→ **TASK DESCRIPTION**
Copy the lines holding the word "remote", all of them.

Stored data entries:
++++

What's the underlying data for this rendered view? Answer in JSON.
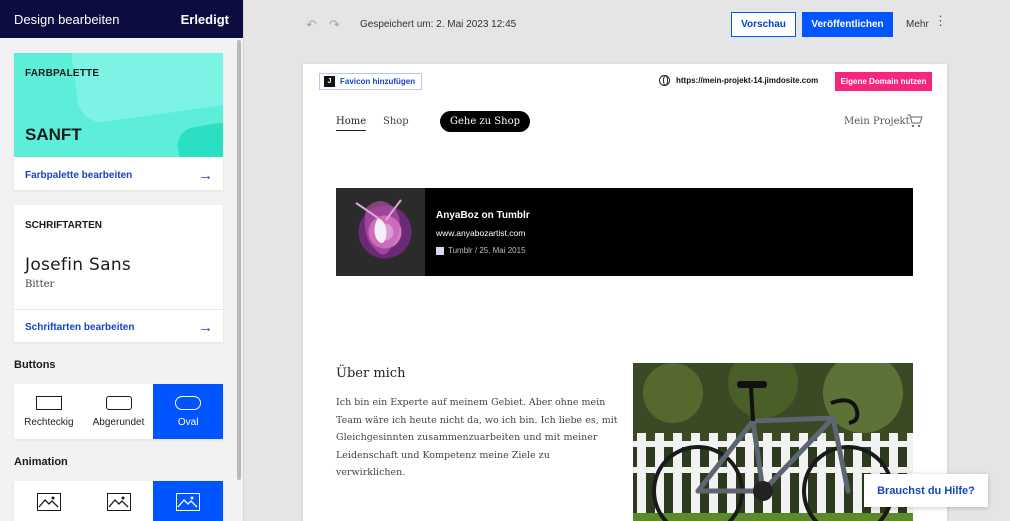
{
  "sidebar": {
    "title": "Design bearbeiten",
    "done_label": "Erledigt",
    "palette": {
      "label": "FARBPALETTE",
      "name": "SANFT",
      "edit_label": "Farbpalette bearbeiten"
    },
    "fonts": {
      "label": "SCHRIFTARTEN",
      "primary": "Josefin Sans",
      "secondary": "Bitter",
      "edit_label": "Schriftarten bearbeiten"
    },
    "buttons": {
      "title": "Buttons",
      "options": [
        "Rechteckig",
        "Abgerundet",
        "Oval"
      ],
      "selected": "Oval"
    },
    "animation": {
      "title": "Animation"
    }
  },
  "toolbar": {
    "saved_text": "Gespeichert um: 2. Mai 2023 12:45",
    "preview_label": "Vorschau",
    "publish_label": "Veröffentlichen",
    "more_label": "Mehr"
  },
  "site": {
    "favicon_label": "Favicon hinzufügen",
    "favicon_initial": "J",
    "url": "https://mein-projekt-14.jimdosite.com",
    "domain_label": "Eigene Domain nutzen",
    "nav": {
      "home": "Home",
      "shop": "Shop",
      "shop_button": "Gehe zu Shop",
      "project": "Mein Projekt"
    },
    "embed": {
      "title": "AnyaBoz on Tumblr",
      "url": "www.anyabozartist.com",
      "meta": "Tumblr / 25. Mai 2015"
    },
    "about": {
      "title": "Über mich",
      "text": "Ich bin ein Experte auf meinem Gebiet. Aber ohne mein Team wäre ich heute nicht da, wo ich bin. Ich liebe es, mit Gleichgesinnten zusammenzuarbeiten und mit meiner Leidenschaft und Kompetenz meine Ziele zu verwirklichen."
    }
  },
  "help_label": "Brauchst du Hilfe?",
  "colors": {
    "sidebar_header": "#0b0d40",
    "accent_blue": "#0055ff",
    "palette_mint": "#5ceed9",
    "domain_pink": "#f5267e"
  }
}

++++

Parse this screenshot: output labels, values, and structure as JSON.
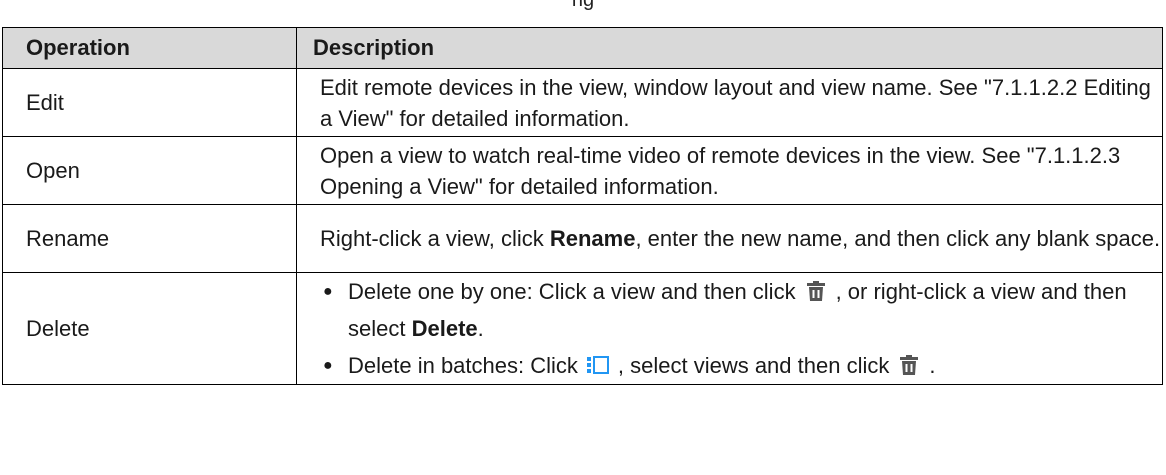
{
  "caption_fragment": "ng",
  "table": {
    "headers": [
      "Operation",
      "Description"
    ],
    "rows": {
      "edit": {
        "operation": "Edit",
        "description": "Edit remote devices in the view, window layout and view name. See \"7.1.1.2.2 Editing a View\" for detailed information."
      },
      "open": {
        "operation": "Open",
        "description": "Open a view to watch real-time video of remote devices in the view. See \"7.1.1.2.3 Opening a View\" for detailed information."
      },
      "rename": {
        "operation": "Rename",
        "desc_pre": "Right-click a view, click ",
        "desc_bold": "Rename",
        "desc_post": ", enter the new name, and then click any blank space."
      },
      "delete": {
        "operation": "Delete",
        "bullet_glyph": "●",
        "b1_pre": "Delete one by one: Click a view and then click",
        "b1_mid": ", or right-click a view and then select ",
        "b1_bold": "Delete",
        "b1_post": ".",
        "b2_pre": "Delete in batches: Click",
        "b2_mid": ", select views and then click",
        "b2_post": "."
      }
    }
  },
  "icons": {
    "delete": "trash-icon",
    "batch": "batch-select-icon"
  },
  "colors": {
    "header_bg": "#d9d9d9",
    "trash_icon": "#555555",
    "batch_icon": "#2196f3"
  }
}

++++

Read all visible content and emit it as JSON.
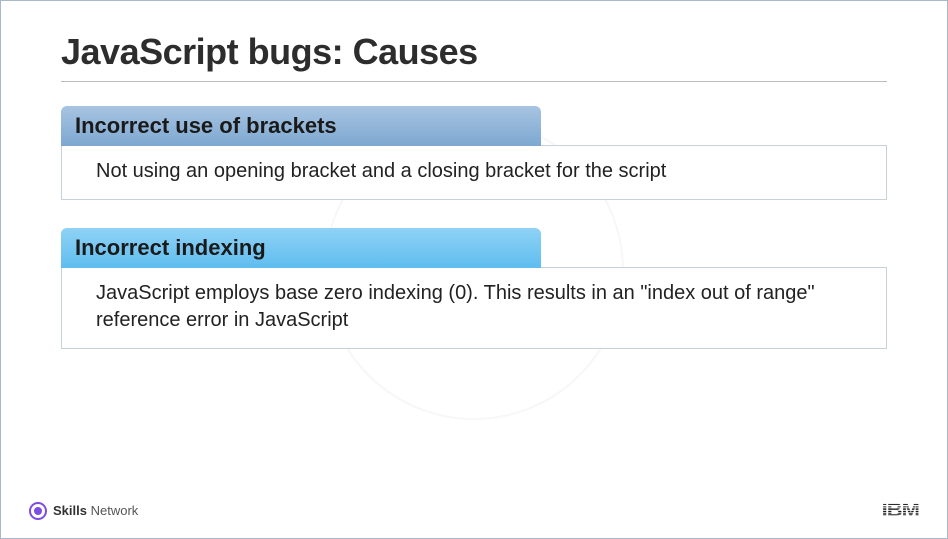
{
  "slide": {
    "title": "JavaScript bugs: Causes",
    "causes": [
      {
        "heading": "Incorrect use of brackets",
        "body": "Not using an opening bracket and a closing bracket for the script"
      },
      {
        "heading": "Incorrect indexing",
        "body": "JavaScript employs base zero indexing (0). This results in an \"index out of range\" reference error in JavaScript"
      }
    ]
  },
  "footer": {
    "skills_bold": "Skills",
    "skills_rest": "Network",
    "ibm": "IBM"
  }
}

++++

→ **ANSWER TO THE TASK**
        "description": "Edit remote devices in the view, window layout and view name. See \"7.1.1.2.2 Editing a View\" for detailed information."
        "description": "Open a view to watch real-time video of remote devices in the view. See \"7.1.1.2.3 Opening a View\" for detailed information."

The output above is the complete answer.